→ **REQUIRED WORK**:
Go through the listing below and gather every line with the word "similique".

++++++++++++++++++++

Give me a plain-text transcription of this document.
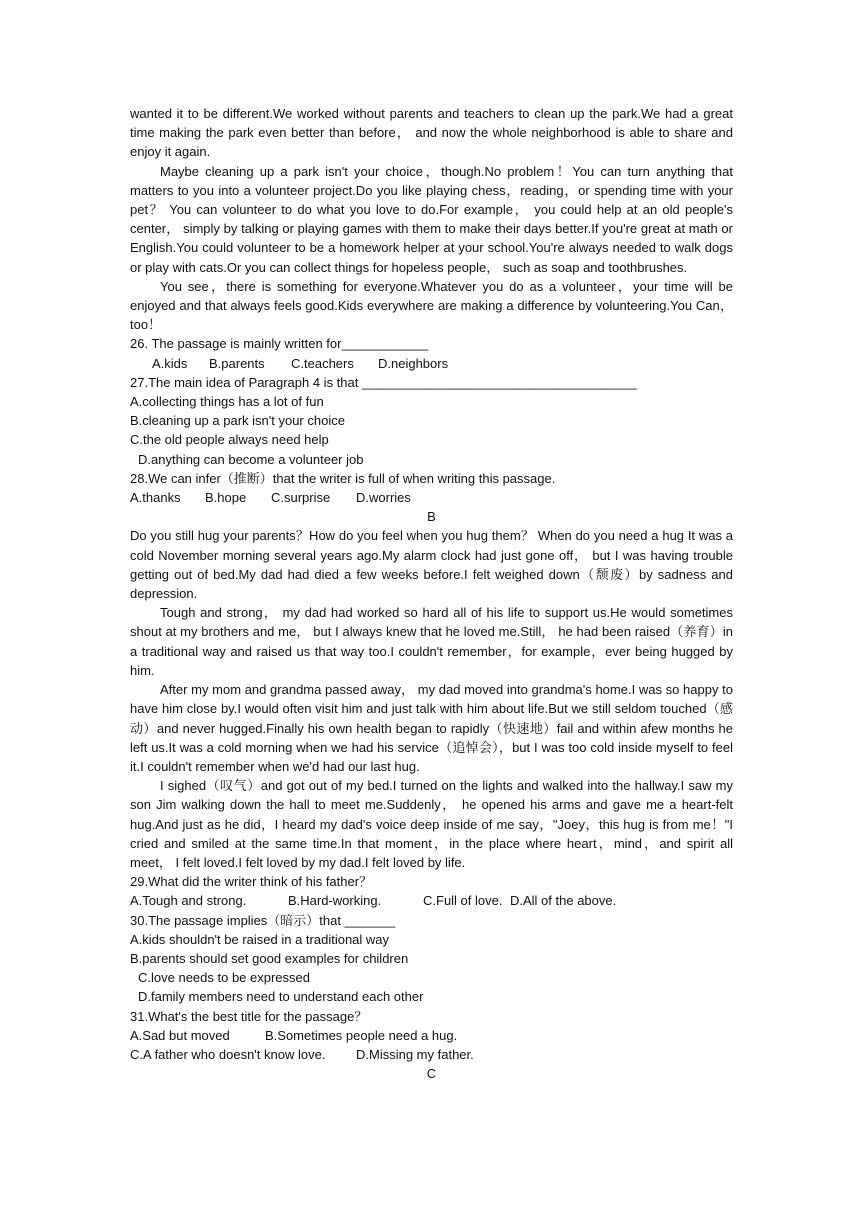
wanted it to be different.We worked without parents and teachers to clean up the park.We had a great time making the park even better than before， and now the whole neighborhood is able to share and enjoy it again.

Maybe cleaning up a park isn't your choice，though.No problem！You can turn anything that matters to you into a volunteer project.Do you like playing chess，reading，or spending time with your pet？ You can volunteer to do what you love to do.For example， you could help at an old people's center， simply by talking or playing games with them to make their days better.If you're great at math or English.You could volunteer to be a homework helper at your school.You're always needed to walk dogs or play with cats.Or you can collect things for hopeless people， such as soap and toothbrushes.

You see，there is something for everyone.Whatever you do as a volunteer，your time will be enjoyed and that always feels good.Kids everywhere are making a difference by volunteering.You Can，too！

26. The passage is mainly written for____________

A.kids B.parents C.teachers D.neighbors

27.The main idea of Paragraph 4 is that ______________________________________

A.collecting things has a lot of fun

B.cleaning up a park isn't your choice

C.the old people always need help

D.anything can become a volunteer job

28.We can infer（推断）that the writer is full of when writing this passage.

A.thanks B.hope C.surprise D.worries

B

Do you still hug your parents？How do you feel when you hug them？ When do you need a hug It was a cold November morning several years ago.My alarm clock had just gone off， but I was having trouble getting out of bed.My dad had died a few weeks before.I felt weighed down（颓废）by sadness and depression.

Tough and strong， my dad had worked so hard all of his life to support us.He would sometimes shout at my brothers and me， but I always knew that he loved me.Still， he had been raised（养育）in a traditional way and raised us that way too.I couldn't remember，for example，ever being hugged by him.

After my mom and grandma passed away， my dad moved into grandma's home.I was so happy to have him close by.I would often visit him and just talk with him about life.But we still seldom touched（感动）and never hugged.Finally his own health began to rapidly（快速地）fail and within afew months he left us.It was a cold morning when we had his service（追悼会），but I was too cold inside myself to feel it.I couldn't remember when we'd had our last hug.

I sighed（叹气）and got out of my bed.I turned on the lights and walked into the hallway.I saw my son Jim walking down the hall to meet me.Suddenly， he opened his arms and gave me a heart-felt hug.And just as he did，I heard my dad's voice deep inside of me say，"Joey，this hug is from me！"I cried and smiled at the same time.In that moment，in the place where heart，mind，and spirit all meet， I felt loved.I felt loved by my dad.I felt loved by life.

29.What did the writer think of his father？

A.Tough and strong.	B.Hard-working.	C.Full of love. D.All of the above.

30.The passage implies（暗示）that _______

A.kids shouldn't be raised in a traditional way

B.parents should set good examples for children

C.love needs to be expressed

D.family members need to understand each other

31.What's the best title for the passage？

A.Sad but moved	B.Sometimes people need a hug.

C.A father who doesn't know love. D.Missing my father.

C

++++++++++++++++++++

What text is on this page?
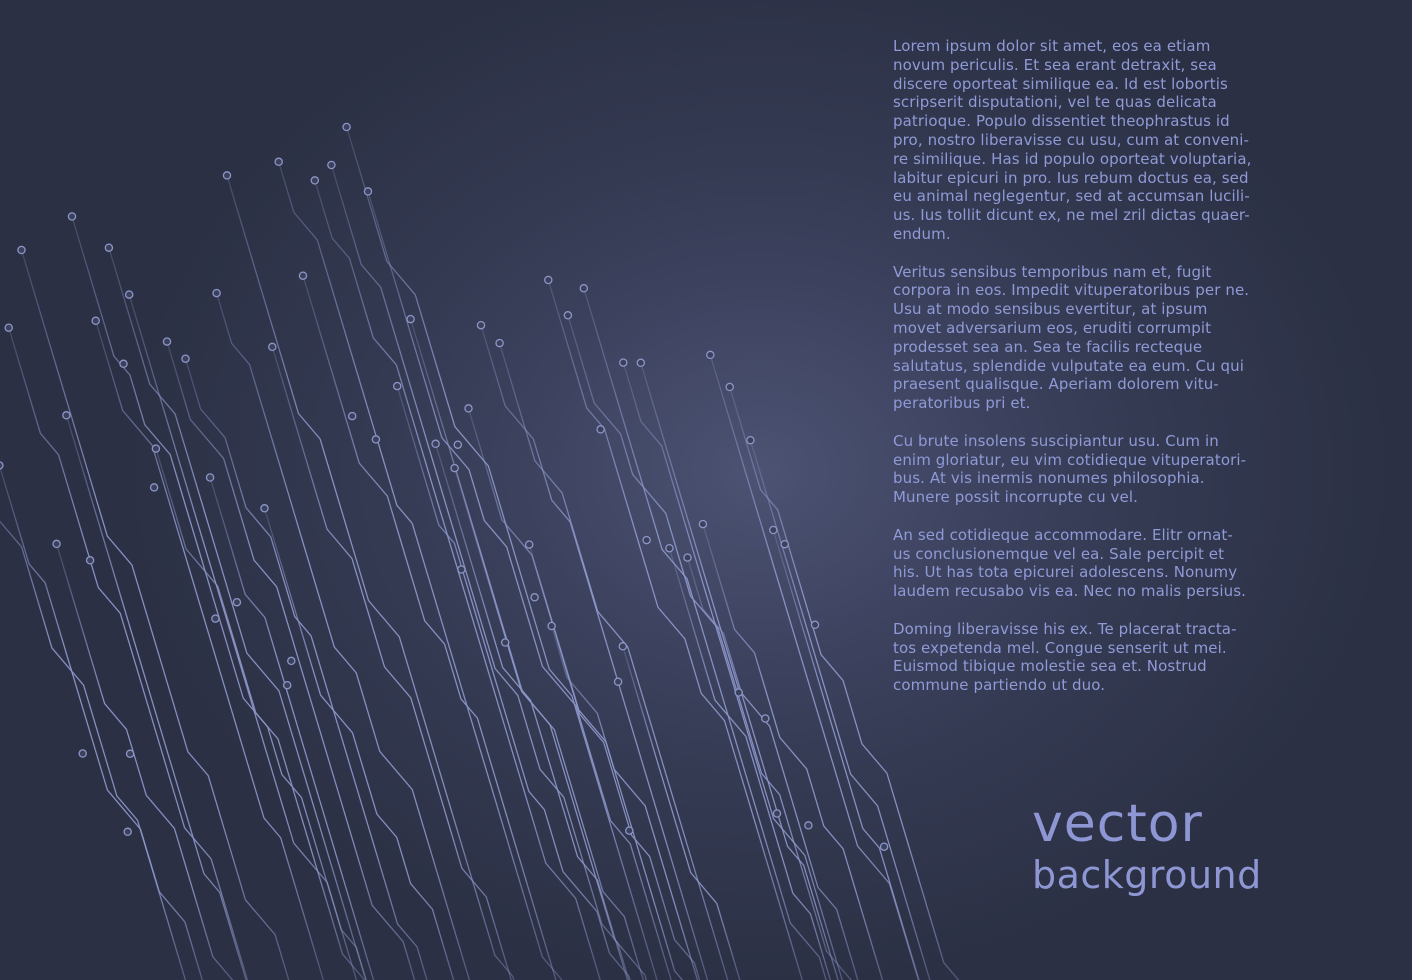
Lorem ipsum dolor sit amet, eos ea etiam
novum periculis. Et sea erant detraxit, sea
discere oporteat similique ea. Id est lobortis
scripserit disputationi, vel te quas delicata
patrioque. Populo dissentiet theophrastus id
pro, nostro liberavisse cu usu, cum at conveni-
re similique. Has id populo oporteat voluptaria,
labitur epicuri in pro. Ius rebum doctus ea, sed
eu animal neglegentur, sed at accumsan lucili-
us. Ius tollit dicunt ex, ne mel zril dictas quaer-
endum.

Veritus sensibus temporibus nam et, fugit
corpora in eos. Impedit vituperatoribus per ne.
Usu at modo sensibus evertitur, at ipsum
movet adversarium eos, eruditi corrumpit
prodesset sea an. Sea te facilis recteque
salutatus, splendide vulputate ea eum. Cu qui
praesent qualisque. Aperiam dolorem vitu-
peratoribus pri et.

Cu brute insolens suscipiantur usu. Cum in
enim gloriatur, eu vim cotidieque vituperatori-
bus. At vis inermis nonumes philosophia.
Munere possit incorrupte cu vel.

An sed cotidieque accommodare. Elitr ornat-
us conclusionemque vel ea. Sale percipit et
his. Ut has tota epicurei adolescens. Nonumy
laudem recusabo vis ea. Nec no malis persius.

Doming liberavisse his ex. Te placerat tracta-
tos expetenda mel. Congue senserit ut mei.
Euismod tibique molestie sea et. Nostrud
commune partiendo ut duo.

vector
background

++++++++++++++++++++

→ **THE RESULT**:
discere oporteat similique ea. Id est lobortis
re similique. Has id populo oporteat voluptaria,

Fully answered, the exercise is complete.